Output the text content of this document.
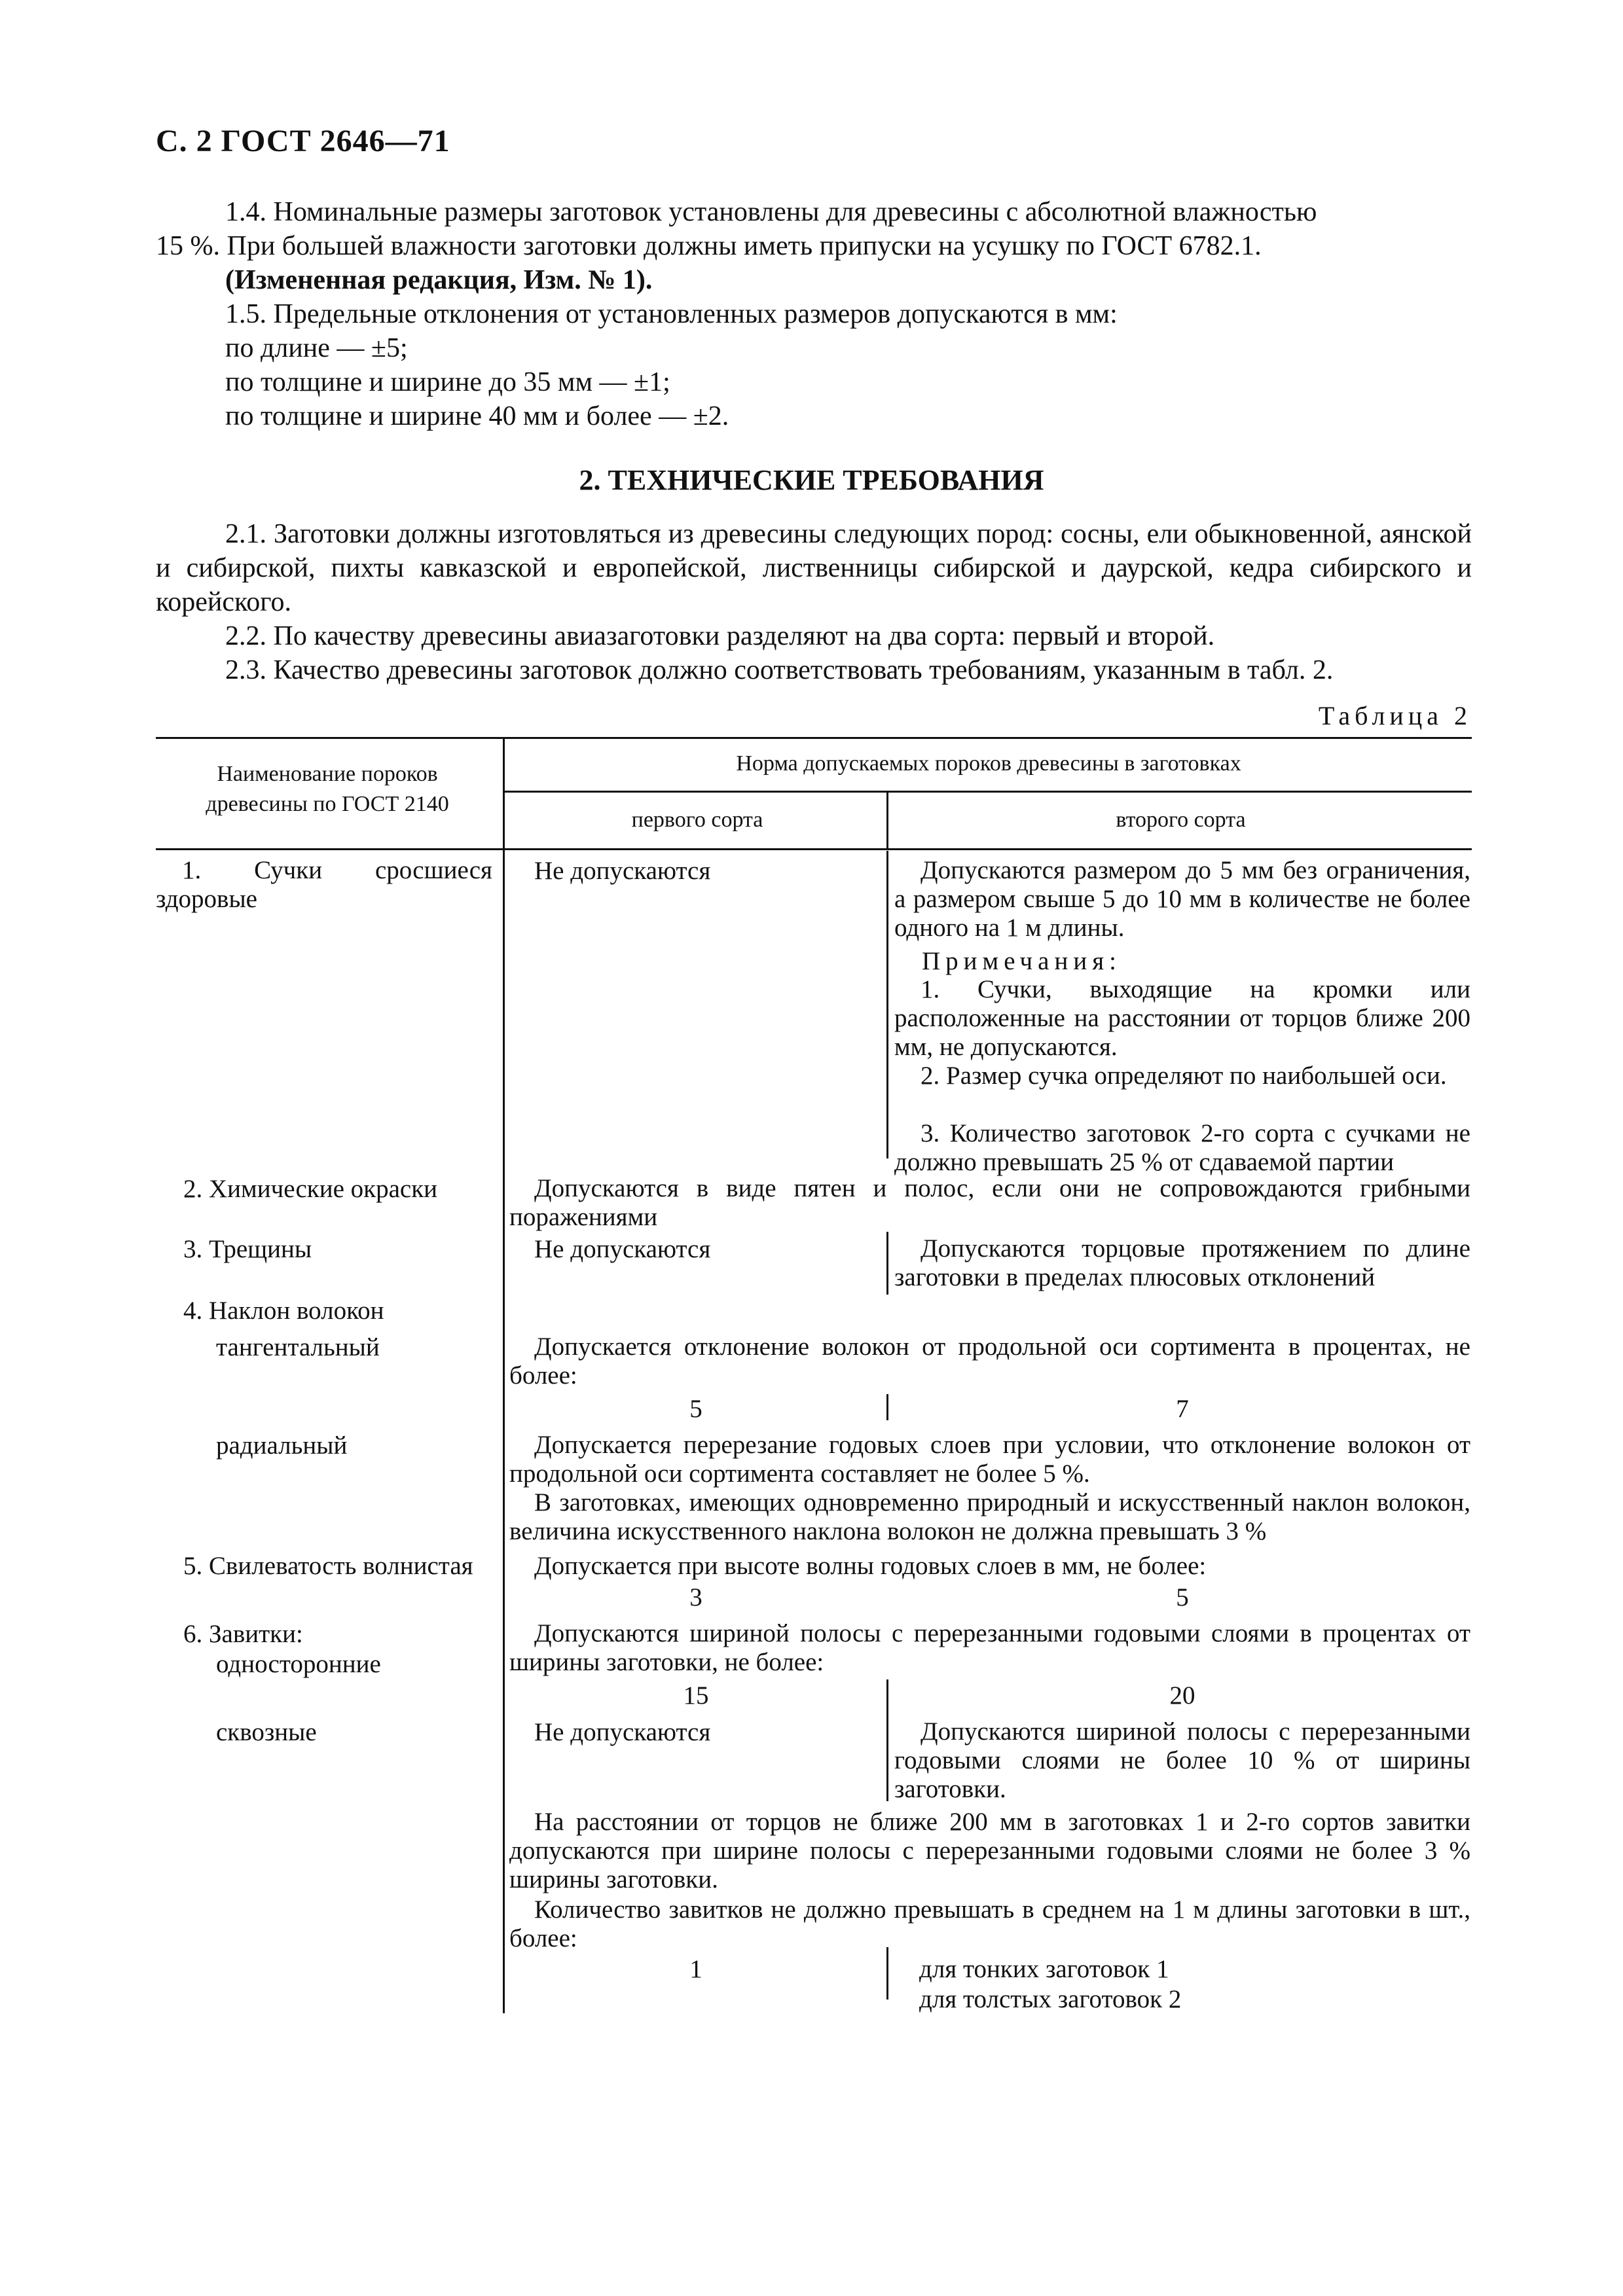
С. 2 ГОСТ 2646—71
1.4. Номинальные размеры заготовок установлены для древесины с абсолютной влажностью
15 %. При большей влажности заготовки должны иметь припуски на усушку по ГОСТ 6782.1.
(Измененная редакция, Изм. № 1).
1.5. Предельные отклонения от установленных размеров допускаются в мм:
по длине — ±5;
по толщине и ширине до 35 мм — ±1;
по толщине и ширине 40 мм и более — ±2.
2. ТЕХНИЧЕСКИЕ ТРЕБОВАНИЯ
2.1. Заготовки должны изготовляться из древесины следующих пород: сосны, ели обыкновенной, аянской и сибирской, пихты кавказской и европейской, лиственницы сибирской и даурской, кедра сибирского и корейского.
2.2. По качеству древесины авиазаготовки разделяют на два сорта: первый и второй.
2.3. Качество древесины заготовок должно соответствовать требованиям, указанным в табл. 2.
Таблица 2
Наименование пороков древесины по ГОСТ 2140
Норма допускаемых пороков древесины в заготовках
первого сорта	второго сорта
1. Сучки сросшиеся здоровые
Не допускаются	Допускаются размером до 5 мм без ограничения, а размером свыше 5 до 10 мм в количестве не более одного на 1 м длины.
Примечания:
1. Сучки, выходящие на кромки или расположенные на расстоянии от торцов ближе 200 мм, не допускаются.
2. Размер сучка определяют по наибольшей оси.
3. Количество заготовок 2-го сорта с сучками не должно превышать 25 % от сдаваемой партии
2. Химические окраски	Допускаются в виде пятен и полос, если они не сопровождаются грибными поражениями
3. Трещины	Не допускаются	Допускаются торцовые протяжением по длине заготовки в пределах плюсовых отклонений
4. Наклон волокон
тангентальный	Допускается отклонение волокон от продольной оси сортимента в процентах, не более:
5	7
радиальный	Допускается перерезание годовых слоев при условии, что отклонение волокон от продольной оси сортимента составляет не более 5 %.
В заготовках, имеющих одновременно природный и искусственный наклон волокон, величина искусственного наклона волокон не должна превышать 3 %
5. Свилеватость волнистая Допускается при высоте волны годовых слоев в мм, не более:
3	5
6. Завитки:
односторонние
Допускаются шириной полосы с перерезанными годовыми слоями в процентах от ширины заготовки, не более:
15	20
сквозные	Не допускаются	Допускаются шириной полосы с перерезанными годовыми слоями не более 10 % от ширины заготовки.
На расстоянии от торцов не ближе 200 мм в заготовках 1 и 2-го сортов завитки допускаются при ширине полосы с перерезанными годовыми слоями не более 3 % ширины заготовки.
Количество завитков не должно превышать в среднем на 1 м длины заготовки в шт., более:
1	для тонких заготовок 1
для толстых заготовок 2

| YOUR INSTRUCTIONS |
Note every line above where the string "волокон" shows up, and copy those lines.

| RESPONSE FOR THIS EXERCISE |
4. Наклон волокон
тангентальный	Допускается отклонение волокон от продольной оси сортимента в процентах, не более:
радиальный	Допускается перерезание годовых слоев при условии, что отклонение волокон от продольной оси сортимента составляет не более 5 %.
В заготовках, имеющих одновременно природный и искусственный наклон волокон, величина искусственного наклона волокон не должна превышать 3 %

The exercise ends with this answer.